### STORED DATA ###

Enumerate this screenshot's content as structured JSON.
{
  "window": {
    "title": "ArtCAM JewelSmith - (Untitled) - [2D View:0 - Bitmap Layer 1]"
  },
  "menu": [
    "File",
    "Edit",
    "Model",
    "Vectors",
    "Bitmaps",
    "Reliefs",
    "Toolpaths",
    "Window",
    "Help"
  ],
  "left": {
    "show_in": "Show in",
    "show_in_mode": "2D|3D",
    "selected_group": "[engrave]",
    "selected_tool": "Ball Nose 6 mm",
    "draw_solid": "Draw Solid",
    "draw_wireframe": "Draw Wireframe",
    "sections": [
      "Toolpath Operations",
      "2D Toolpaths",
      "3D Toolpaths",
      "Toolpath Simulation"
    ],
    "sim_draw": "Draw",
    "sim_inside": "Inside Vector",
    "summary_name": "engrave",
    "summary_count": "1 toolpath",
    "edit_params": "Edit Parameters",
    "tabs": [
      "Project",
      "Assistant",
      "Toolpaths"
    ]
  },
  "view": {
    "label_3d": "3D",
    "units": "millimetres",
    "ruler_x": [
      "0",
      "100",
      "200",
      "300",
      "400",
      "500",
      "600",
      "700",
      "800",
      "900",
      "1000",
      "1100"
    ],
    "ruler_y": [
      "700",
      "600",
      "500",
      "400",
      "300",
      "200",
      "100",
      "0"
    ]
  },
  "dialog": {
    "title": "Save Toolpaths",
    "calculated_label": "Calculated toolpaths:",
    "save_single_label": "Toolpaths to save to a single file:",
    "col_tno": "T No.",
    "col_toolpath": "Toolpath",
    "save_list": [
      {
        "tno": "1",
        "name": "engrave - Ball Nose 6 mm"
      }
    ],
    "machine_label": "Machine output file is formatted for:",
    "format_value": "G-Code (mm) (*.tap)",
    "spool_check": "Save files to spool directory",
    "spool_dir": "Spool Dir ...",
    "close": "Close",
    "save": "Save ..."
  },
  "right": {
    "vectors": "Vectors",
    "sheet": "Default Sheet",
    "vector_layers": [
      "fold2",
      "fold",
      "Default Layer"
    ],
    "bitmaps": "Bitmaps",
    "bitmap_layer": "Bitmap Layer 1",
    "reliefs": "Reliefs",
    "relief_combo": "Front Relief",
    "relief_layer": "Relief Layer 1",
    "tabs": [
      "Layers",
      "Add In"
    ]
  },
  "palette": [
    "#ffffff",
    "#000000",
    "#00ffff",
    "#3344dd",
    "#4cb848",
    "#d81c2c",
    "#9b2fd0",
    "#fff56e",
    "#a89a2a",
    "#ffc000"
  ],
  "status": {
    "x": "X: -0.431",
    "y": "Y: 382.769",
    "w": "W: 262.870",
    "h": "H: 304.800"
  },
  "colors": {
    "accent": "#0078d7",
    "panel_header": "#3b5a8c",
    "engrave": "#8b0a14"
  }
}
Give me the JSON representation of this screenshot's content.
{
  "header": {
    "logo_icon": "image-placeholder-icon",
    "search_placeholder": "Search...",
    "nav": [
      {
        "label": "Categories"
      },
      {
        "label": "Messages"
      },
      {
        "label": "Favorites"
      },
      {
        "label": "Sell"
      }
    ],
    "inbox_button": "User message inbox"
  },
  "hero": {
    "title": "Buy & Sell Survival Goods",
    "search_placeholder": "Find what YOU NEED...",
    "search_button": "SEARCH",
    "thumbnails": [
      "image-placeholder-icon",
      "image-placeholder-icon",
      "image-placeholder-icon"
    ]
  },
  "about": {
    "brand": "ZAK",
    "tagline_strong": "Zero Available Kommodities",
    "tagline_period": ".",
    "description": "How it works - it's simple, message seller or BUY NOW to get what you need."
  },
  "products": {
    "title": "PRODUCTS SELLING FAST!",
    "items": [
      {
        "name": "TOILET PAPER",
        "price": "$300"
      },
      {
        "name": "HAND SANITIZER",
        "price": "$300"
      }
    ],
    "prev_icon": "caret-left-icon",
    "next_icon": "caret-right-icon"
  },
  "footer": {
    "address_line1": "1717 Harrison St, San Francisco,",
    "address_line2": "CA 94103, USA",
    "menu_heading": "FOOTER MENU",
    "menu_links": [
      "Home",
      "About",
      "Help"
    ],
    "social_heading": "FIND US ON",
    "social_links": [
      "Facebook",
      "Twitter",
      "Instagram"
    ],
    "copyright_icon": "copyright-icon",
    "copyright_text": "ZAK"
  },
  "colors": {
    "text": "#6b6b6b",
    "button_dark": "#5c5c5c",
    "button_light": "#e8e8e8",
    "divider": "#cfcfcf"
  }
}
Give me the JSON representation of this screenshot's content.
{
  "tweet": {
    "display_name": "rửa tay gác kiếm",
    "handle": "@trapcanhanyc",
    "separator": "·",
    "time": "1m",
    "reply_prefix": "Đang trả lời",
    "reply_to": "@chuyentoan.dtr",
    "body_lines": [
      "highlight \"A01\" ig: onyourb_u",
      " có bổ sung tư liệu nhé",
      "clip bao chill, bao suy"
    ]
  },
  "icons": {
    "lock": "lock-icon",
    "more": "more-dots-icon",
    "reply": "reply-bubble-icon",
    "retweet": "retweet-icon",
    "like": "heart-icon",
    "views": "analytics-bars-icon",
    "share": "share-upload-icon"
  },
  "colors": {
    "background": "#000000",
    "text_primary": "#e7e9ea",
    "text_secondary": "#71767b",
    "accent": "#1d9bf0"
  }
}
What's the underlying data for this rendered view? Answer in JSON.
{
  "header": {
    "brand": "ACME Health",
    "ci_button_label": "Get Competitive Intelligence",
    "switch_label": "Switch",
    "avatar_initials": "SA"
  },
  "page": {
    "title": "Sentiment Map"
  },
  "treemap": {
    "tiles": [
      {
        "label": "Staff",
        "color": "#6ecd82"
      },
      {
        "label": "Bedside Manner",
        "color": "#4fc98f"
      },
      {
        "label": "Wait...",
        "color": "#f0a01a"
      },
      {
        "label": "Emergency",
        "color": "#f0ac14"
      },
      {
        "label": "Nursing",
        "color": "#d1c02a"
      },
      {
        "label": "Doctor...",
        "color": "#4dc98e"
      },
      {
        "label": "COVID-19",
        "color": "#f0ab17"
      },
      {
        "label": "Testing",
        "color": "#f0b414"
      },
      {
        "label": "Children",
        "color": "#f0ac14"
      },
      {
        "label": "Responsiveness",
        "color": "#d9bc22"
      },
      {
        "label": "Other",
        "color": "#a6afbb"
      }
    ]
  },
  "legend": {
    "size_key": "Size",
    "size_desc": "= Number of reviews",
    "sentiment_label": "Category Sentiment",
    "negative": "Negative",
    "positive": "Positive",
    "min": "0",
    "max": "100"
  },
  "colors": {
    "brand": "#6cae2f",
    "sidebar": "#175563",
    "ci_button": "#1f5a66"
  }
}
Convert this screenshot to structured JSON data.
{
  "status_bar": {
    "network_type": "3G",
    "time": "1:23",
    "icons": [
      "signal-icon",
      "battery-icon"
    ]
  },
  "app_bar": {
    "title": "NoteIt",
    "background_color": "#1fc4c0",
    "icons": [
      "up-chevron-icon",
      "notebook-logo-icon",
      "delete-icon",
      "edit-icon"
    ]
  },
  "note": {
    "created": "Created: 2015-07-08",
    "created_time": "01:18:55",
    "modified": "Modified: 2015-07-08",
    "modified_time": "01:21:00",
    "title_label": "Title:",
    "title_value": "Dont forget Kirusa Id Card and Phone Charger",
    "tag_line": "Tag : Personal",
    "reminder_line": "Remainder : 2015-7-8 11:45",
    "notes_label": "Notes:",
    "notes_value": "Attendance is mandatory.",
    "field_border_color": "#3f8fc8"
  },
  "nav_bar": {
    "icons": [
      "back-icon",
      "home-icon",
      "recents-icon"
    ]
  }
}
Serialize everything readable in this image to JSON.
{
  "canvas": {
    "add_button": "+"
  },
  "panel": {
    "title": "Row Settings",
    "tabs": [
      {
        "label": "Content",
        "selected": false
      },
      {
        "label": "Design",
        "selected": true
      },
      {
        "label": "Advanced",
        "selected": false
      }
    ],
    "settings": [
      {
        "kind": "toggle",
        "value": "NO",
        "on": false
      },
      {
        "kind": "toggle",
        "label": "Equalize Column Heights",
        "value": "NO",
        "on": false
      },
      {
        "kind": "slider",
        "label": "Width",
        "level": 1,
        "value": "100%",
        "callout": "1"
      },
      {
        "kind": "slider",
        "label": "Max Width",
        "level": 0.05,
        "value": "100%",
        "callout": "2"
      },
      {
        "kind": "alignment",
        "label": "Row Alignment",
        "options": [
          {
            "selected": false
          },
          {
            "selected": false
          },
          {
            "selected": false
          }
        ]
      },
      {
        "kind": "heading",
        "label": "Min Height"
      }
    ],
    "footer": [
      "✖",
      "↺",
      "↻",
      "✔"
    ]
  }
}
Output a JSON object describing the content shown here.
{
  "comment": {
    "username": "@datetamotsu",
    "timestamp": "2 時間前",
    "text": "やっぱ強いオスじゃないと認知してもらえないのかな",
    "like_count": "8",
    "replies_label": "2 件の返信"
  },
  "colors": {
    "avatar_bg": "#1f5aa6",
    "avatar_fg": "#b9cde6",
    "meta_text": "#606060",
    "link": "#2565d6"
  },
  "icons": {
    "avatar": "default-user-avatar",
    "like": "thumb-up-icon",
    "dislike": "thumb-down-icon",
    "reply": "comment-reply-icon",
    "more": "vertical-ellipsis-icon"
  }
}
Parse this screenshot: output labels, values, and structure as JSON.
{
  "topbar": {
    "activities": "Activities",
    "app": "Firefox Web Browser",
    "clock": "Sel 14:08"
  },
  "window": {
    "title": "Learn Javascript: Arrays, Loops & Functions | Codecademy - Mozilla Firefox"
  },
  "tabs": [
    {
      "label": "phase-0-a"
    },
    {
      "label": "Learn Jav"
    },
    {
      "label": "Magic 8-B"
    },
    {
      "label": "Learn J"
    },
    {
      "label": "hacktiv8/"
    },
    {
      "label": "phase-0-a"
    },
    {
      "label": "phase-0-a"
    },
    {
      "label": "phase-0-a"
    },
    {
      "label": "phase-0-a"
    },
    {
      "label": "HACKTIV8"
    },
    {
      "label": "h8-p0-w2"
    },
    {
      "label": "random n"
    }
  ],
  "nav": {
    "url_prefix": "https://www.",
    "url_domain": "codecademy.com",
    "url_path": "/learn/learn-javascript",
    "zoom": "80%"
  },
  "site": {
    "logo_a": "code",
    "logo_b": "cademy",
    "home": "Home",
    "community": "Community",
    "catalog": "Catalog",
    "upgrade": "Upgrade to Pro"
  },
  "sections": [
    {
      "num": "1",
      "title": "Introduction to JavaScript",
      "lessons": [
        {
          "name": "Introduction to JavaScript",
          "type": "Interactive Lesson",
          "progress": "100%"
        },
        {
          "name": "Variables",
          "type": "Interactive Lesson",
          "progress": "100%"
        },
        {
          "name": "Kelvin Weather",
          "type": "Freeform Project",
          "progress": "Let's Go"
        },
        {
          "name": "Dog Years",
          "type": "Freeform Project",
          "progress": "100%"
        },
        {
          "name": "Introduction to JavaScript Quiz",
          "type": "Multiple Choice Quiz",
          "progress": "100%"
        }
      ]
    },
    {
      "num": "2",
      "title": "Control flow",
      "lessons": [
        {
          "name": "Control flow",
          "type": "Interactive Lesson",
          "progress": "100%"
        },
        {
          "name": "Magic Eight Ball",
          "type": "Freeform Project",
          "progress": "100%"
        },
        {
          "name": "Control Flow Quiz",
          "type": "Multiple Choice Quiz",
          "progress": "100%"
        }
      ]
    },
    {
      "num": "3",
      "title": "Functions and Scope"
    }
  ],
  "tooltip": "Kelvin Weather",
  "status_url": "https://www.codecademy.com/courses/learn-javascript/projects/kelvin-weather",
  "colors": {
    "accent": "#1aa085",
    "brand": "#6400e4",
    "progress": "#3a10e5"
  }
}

###

[EXERCISE DESCRIPTION] Show the lines of the data that hold the word "caret".

[ANSWER TO THIS EXERCISE]
    "prev_icon": "caret-left-icon",
    "next_icon": "caret-right-icon"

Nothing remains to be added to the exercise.